- EXERCISE AIM:
Below are some records: retype them all exactly, but not the pictures.

Dataset records on visual material
+===+

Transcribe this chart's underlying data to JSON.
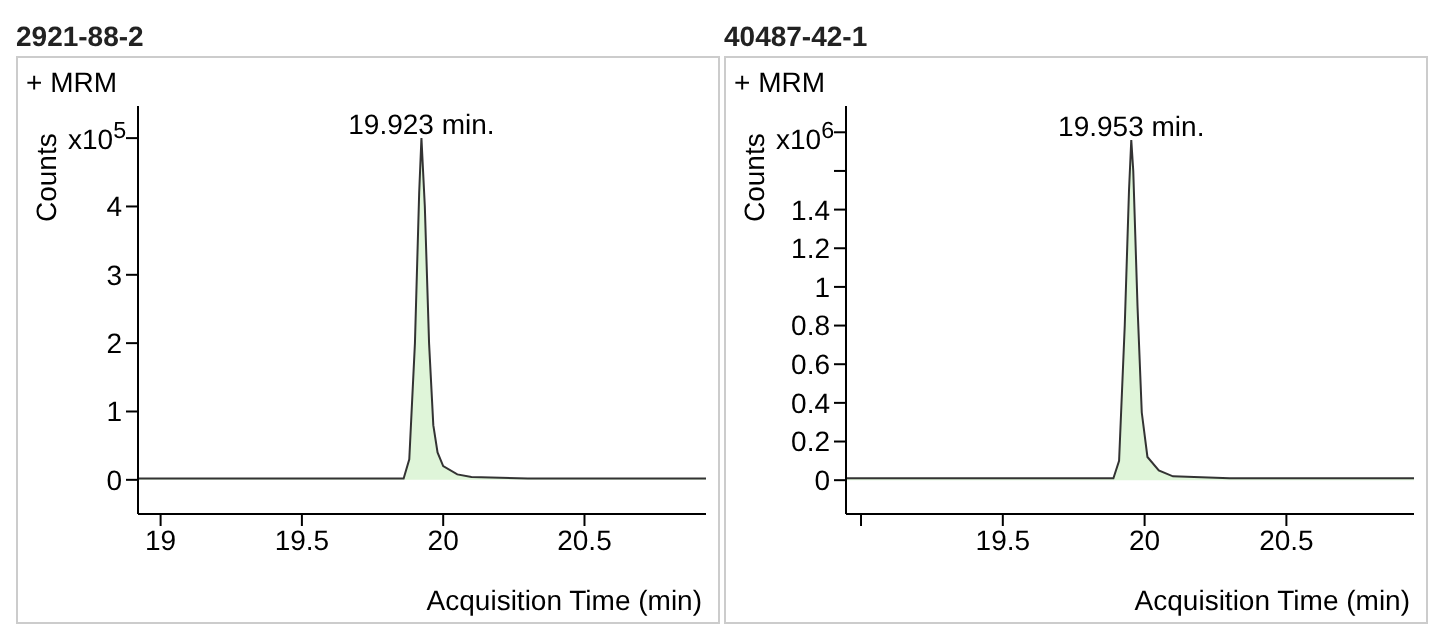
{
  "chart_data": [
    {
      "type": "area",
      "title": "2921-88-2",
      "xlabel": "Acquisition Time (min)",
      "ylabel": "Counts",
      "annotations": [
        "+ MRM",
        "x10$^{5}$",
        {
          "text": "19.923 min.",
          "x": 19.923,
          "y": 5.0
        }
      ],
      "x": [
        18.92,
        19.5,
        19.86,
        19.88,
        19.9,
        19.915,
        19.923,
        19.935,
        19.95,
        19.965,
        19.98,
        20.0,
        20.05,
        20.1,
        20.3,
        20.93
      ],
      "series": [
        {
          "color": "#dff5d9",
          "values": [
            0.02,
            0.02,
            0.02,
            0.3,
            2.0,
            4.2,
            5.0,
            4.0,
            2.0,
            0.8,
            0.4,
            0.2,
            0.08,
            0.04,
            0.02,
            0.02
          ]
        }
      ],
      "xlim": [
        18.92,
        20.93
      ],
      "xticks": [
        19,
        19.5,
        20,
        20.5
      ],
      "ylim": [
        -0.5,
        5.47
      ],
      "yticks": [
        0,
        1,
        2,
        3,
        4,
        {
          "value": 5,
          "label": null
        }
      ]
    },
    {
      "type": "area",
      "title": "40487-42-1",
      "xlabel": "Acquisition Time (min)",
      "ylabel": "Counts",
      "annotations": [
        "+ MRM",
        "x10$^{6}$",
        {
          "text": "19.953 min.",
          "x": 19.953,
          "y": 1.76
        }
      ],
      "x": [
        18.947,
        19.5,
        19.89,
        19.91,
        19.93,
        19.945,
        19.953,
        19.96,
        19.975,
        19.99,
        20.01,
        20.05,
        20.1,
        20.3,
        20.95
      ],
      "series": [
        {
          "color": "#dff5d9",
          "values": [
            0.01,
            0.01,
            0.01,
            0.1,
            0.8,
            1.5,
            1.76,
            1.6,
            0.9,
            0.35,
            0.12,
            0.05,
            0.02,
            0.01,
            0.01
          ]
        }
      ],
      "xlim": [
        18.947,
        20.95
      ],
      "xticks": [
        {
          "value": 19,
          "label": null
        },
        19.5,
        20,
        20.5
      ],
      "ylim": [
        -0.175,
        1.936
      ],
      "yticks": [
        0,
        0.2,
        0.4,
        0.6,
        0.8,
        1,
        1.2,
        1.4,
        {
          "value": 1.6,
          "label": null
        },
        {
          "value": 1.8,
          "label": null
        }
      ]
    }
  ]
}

+===+

- THE RESULT:
Transcribe this chart's underlying data to JSON.
{
  "chart_data": [
    {
      "type": "area",
      "title": "2921-88-2",
      "xlabel": "Acquisition Time (min)",
      "ylabel": "Counts",
      "annotations": [
        "+ MRM",
        "x10$^{5}$",
        {
          "text": "19.923 min.",
          "x": 19.923,
          "y": 5.0
        }
      ],
      "x": [
        18.92,
        19.5,
        19.86,
        19.88,
        19.9,
        19.915,
        19.923,
        19.935,
        19.95,
        19.965,
        19.98,
        20.0,
        20.05,
        20.1,
        20.3,
        20.93
      ],
      "series": [
        {
          "color": "#dff5d9",
          "values": [
            0.02,
            0.02,
            0.02,
            0.3,
            2.0,
            4.2,
            5.0,
            4.0,
            2.0,
            0.8,
            0.4,
            0.2,
            0.08,
            0.04,
            0.02,
            0.02
          ]
        }
      ],
      "xlim": [
        18.92,
        20.93
      ],
      "xticks": [
        19,
        19.5,
        20,
        20.5
      ],
      "ylim": [
        -0.5,
        5.47
      ],
      "yticks": [
        0,
        1,
        2,
        3,
        4,
        {
          "value": 5,
          "label": null
        }
      ]
    },
    {
      "type": "area",
      "title": "40487-42-1",
      "xlabel": "Acquisition Time (min)",
      "ylabel": "Counts",
      "annotations": [
        "+ MRM",
        "x10$^{6}$",
        {
          "text": "19.953 min.",
          "x": 19.953,
          "y": 1.76
        }
      ],
      "x": [
        18.947,
        19.5,
        19.89,
        19.91,
        19.93,
        19.945,
        19.953,
        19.96,
        19.975,
        19.99,
        20.01,
        20.05,
        20.1,
        20.3,
        20.95
      ],
      "series": [
        {
          "color": "#dff5d9",
          "values": [
            0.01,
            0.01,
            0.01,
            0.1,
            0.8,
            1.5,
            1.76,
            1.6,
            0.9,
            0.35,
            0.12,
            0.05,
            0.02,
            0.01,
            0.01
          ]
        }
      ],
      "xlim": [
        18.947,
        20.95
      ],
      "xticks": [
        {
          "value": 19,
          "label": null
        },
        19.5,
        20,
        20.5
      ],
      "ylim": [
        -0.175,
        1.936
      ],
      "yticks": [
        0,
        0.2,
        0.4,
        0.6,
        0.8,
        1,
        1.2,
        1.4,
        {
          "value": 1.6,
          "label": null
        },
        {
          "value": 1.8,
          "label": null
        }
      ]
    }
  ]
}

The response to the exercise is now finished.